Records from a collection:
◇ ◇ ◇
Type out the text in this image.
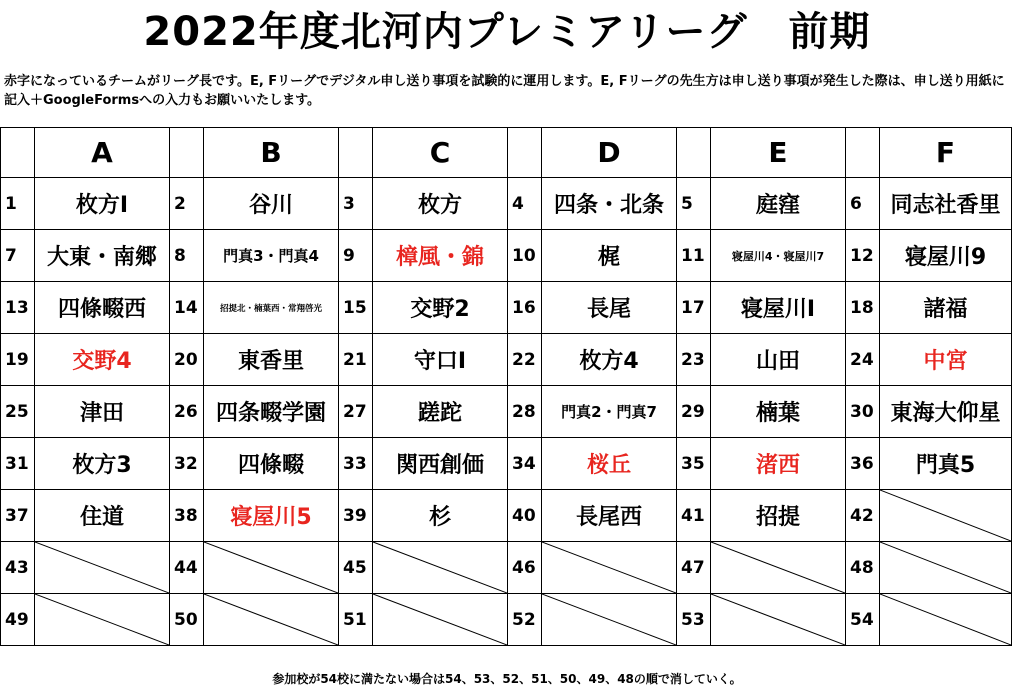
2022年度北河内プレミアリーグ　前期
赤字になっているチームがリーグ長です。E, Fリーグでデジタル申し送り事項を試験的に運用します。E, Fリーグの先生方は申し送り事項が発生した際は、申し送り用紙に記入＋GoogleFormsへの入力もお願いいたします。
	A		B		C		D		E		F
1	枚方Ⅰ	2	谷川	3	枚方	4	四条・北条	5	庭窪	6	同志社香里
7	大東・南郷	8	門真3・門真4	9	樟風・錦	10	梶	11	寝屋川4・寝屋川7	12	寝屋川9
13	四條畷西	14	招提北・楠葉西・常翔啓光	15	交野2	16	長尾	17	寝屋川Ⅰ	18	諸福
19	交野4	20	東香里	21	守口Ⅰ	22	枚方4	23	山田	24	中宮
25	津田	26	四条畷学園	27	蹉跎	28	門真2・門真7	29	楠葉	30	東海大仰星
31	枚方3	32	四條畷	33	関西創価	34	桜丘	35	渚西	36	門真5
37	住道	38	寝屋川5	39	杉	40	長尾西	41	招提	42	

43		44		45		46		47		48	

49		50		51		52		53		54	
参加校が54校に満たない場合は54、53、52、51、50、49、48の順で消していく。
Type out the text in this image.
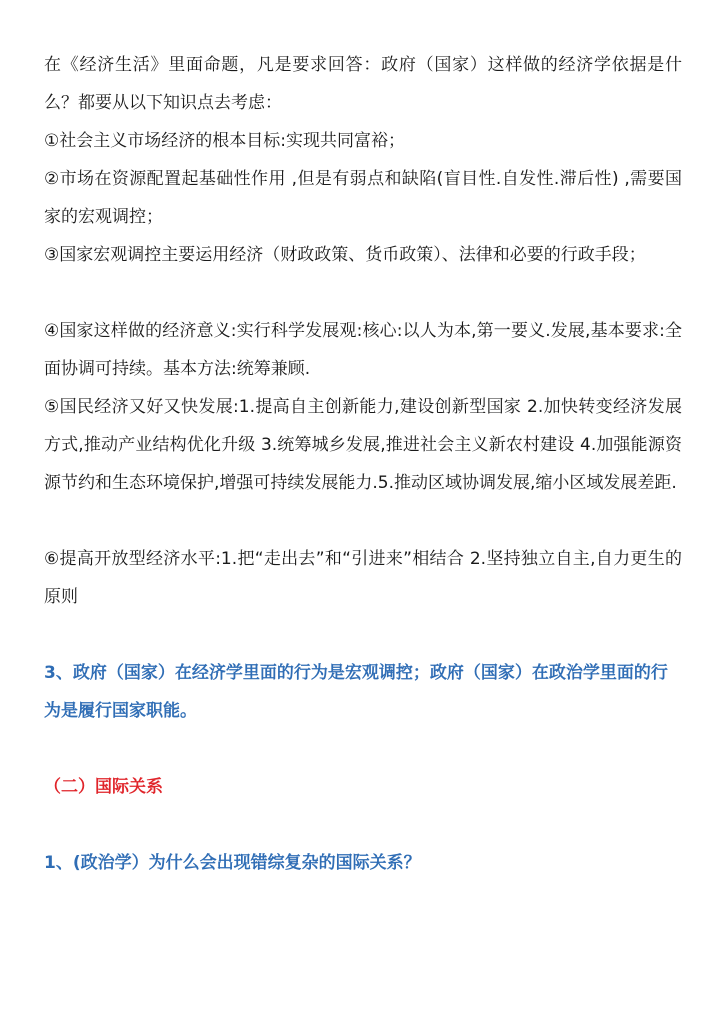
在《经济生活》里面命题，凡是要求回答：政府（国家）这样做的经济学依据是什么？都要从以下知识点去考虑：

①社会主义市场经济的根本目标:实现共同富裕；

②市场在资源配置起基础性作用 ,但是有弱点和缺陷(盲目性.自发性.滞后性) ,需要国家的宏观调控；

③国家宏观调控主要运用经济（财政政策、货币政策）、法律和必要的行政手段；

④国家这样做的经济意义:实行科学发展观:核心:以人为本,第一要义.发展,基本要求:全面协调可持续。基本方法:统筹兼顾.

⑤国民经济又好又快发展:1.提高自主创新能力,建设创新型国家 2.加快转变经济发展方式,推动产业结构优化升级 3.统筹城乡发展,推进社会主义新农村建设 4.加强能源资源节约和生态环境保护,增强可持续发展能力.5.推动区域协调发展,缩小区域发展差距.

⑥提高开放型经济水平:1.把“走出去”和“引进来”相结合 2.坚持独立自主,自力更生的原则

3、政府（国家）在经济学里面的行为是宏观调控；政府（国家）在政治学里面的行为是履行国家职能。

（二）国际关系

1、(政治学）为什么会出现错综复杂的国际关系？
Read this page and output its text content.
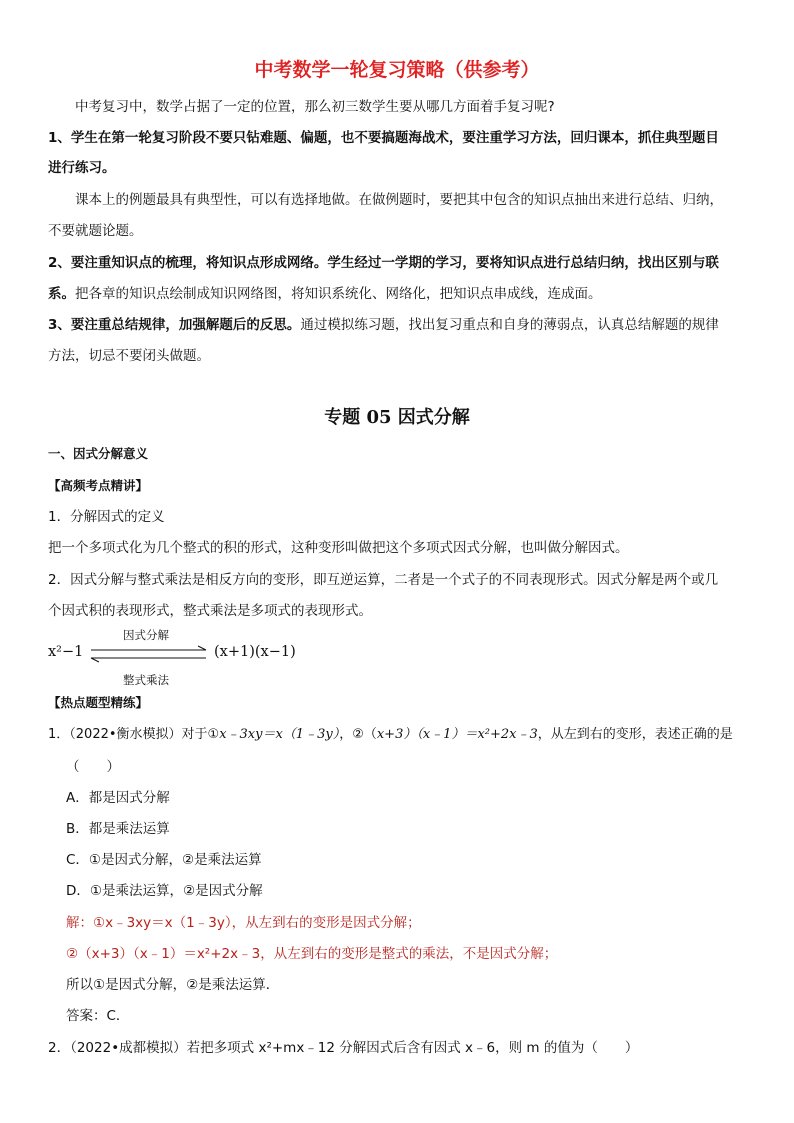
中考数学一轮复习策略（供参考）
中考复习中，数学占据了一定的位置，那么初三数学生要从哪几方面着手复习呢?
1、学生在第一轮复习阶段不要只钻难题、偏题，也不要搞题海战术，要注重学习方法，回归课本，抓住典型题目
进行练习。
课本上的例题最具有典型性，可以有选择地做。在做例题时，要把其中包含的知识点抽出来进行总结、归纳，
不要就题论题。
2、要注重知识点的梳理，将知识点形成网络。学生经过一学期的学习，要将知识点进行总结归纳，找出区别与联
系。把各章的知识点绘制成知识网络图，将知识系统化、网络化，把知识点串成线，连成面。
3、要注重总结规律，加强解题后的反思。通过模拟练习题，找出复习重点和自身的薄弱点，认真总结解题的规律
方法，切忌不要闭头做题。
专题 05 因式分解
一、因式分解意义
【高频考点精讲】
1．分解因式的定义
把一个多项式化为几个整式的积的形式，这种变形叫做把这个多项式因式分解，也叫做分解因式。
2．因式分解与整式乘法是相反方向的变形，即互逆运算，二者是一个式子的不同表现形式。因式分解是两个或几
个因式积的表现形式，整式乘法是多项式的表现形式。
x²−1
因式分解
(x+1)(x−1)
整式乘法
【热点题型精练】
1．（2022•衡水模拟）对于①x﹣3xy＝x（1﹣3y），②（x+3）（x﹣1）＝x²+2x﹣3，从左到右的变形，表述正确的是
（　　）
A．都是因式分解
B．都是乘法运算
C．①是因式分解，②是乘法运算
D．①是乘法运算，②是因式分解
解：①x﹣3xy＝x（1﹣3y），从左到右的变形是因式分解；
②（x+3）（x﹣1）＝x²+2x﹣3，从左到右的变形是整式的乘法，不是因式分解；
所以①是因式分解，②是乘法运算．
答案：C．
2．（2022•成都模拟）若把多项式 x²+mx﹣12 分解因式后含有因式 x﹣6，则 m 的值为（　　）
◇ ◇ ◇
Exactly repeat every line from the line that includes "Read this page and output its text content." to the end of the listing, and nothing else, leaving pictures out.

Read this page and output its text content.
中考数学一轮复习策略（供参考）
中考复习中，数学占据了一定的位置，那么初三数学生要从哪几方面着手复习呢?
1、学生在第一轮复习阶段不要只钻难题、偏题，也不要搞题海战术，要注重学习方法，回归课本，抓住典型题目
进行练习。
课本上的例题最具有典型性，可以有选择地做。在做例题时，要把其中包含的知识点抽出来进行总结、归纳，
不要就题论题。
2、要注重知识点的梳理，将知识点形成网络。学生经过一学期的学习，要将知识点进行总结归纳，找出区别与联
系。把各章的知识点绘制成知识网络图，将知识系统化、网络化，把知识点串成线，连成面。
3、要注重总结规律，加强解题后的反思。通过模拟练习题，找出复习重点和自身的薄弱点，认真总结解题的规律
方法，切忌不要闭头做题。
专题 05 因式分解
一、因式分解意义
【高频考点精讲】
1．分解因式的定义
把一个多项式化为几个整式的积的形式，这种变形叫做把这个多项式因式分解，也叫做分解因式。
2．因式分解与整式乘法是相反方向的变形，即互逆运算，二者是一个式子的不同表现形式。因式分解是两个或几
个因式积的表现形式，整式乘法是多项式的表现形式。
x²−1
因式分解
(x+1)(x−1)
整式乘法
【热点题型精练】
1．（2022•衡水模拟）对于①x﹣3xy＝x（1﹣3y），②（x+3）（x﹣1）＝x²+2x﹣3，从左到右的变形，表述正确的是
（　　）
A．都是因式分解
B．都是乘法运算
C．①是因式分解，②是乘法运算
D．①是乘法运算，②是因式分解
解：①x﹣3xy＝x（1﹣3y），从左到右的变形是因式分解；
②（x+3）（x﹣1）＝x²+2x﹣3，从左到右的变形是整式的乘法，不是因式分解；
所以①是因式分解，②是乘法运算．
答案：C．
2．（2022•成都模拟）若把多项式 x²+mx﹣12 分解因式后含有因式 x﹣6，则 m 的值为（　　）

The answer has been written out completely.